Pull out every line below that contains the word "loopback".

+ + + + +

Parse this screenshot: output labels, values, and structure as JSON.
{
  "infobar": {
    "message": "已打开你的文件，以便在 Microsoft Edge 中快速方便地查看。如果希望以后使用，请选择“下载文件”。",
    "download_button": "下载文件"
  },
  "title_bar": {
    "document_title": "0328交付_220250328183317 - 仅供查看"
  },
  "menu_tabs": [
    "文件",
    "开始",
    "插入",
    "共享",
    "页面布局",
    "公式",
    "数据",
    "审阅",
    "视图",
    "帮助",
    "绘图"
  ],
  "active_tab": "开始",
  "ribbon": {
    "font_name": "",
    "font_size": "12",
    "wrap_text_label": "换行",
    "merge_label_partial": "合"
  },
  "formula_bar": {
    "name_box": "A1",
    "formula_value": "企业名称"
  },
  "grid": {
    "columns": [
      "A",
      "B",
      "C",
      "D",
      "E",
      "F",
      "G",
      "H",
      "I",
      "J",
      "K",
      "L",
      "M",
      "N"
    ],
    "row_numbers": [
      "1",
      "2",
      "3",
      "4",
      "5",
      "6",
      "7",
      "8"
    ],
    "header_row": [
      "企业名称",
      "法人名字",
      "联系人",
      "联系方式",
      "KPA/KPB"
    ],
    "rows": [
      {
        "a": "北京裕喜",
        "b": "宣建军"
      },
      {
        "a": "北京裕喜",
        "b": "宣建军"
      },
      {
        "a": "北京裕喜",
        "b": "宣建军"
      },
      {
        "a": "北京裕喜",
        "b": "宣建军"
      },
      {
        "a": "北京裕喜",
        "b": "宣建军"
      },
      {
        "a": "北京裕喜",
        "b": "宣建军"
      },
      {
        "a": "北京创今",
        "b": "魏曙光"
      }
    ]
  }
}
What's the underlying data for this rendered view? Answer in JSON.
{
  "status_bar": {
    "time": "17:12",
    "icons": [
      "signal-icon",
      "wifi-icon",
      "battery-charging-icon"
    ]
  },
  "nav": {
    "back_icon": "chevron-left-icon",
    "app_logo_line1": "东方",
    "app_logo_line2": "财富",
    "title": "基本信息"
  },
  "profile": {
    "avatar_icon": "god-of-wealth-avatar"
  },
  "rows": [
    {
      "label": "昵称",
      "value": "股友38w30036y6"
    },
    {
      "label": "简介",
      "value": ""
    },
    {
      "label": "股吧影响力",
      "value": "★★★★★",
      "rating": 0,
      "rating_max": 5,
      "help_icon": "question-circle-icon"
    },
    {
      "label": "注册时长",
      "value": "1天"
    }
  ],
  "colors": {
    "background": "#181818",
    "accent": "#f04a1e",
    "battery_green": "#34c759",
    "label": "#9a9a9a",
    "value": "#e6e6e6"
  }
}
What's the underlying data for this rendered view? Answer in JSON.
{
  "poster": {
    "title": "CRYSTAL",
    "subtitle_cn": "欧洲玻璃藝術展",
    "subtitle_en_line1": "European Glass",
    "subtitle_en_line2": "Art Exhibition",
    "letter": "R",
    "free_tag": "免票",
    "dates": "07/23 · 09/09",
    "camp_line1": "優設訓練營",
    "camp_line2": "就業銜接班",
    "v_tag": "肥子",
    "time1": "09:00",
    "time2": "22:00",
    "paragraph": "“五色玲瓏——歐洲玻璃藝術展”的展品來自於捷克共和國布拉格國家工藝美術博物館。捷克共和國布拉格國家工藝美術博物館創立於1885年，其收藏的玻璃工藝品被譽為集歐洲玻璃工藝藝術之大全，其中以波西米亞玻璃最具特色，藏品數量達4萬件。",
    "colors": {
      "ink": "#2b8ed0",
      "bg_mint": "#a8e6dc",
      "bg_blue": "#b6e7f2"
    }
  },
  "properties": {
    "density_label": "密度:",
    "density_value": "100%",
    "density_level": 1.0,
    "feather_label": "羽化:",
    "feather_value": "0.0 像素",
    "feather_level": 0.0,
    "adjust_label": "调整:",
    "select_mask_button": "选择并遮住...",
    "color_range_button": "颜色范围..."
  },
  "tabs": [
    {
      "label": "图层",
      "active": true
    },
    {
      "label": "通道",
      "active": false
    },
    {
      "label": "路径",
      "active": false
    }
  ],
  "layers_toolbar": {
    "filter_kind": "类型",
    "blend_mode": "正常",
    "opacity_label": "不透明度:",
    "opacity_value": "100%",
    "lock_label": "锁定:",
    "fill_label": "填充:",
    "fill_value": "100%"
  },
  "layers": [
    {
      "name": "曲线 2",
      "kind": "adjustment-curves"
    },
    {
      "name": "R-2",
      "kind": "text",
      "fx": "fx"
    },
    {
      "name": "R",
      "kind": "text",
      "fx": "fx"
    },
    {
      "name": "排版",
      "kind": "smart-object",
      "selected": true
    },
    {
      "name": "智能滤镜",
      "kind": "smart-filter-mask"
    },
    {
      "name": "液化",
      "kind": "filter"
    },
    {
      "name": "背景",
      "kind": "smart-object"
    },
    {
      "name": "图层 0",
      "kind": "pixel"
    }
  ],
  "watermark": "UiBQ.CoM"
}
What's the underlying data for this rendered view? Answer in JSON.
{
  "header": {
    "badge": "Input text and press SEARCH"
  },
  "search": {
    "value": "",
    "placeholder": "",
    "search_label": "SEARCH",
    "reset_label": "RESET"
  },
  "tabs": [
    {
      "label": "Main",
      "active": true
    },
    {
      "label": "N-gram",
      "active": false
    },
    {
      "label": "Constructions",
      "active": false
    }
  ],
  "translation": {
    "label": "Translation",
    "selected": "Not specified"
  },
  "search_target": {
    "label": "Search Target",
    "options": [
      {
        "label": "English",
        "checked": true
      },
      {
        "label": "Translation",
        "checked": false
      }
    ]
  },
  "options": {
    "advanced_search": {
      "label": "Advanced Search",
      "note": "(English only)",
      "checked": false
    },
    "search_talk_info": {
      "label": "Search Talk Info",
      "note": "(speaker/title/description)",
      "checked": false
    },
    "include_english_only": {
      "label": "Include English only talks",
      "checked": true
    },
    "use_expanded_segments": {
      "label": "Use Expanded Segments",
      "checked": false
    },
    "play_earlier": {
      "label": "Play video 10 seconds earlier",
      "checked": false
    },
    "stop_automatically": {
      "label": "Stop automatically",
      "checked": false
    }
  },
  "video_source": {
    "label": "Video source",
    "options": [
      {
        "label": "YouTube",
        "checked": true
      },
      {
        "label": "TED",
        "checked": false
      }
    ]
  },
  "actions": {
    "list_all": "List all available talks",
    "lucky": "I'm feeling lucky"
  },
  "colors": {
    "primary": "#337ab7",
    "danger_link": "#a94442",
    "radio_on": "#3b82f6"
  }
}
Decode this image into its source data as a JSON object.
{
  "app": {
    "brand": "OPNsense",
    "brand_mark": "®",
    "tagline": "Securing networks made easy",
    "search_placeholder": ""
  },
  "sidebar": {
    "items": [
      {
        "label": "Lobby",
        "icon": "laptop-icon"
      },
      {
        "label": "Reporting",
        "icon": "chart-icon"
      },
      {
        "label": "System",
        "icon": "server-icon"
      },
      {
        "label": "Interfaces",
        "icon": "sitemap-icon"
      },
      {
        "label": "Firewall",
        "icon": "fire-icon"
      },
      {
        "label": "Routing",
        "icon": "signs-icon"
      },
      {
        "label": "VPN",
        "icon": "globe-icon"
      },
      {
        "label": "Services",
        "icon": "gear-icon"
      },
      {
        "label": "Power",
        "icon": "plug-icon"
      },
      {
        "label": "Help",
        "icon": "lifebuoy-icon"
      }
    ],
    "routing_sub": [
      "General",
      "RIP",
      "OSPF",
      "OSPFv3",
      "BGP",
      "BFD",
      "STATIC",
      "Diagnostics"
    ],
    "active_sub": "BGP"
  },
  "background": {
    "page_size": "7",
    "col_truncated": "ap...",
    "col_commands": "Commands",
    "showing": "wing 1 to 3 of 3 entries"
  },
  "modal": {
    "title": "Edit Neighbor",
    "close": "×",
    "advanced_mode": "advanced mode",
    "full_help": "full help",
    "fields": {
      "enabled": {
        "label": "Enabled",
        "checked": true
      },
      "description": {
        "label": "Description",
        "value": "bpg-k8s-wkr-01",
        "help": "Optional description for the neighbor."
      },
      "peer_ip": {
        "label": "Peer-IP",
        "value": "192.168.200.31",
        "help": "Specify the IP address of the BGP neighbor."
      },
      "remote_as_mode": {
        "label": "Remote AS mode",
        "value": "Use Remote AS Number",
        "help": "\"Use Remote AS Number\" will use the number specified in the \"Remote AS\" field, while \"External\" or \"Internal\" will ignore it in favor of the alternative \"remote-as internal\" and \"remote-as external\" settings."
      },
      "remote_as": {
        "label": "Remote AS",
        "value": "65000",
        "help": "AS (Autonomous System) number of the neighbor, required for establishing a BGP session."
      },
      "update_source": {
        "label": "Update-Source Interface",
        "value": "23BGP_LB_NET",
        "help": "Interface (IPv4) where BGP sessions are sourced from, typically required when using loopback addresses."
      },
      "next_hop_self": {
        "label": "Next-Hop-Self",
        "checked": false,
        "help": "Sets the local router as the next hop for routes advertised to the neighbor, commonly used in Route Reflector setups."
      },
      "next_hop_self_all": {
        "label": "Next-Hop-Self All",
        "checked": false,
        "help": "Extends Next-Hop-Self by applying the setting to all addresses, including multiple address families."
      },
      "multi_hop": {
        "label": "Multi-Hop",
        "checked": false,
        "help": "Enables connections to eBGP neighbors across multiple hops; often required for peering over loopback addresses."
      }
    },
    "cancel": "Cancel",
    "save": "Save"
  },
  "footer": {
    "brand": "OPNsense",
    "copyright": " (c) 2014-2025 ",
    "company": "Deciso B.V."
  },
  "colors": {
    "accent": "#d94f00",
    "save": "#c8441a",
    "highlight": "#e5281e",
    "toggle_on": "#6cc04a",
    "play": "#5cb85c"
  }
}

+ + + + +

Output for this task.
        "help": "Interface (IPv4) where BGP sessions are sourced from, typically required when using loopback addresses."
        "help": "Enables connections to eBGP neighbors across multiple hops; often required for peering over loopback addresses."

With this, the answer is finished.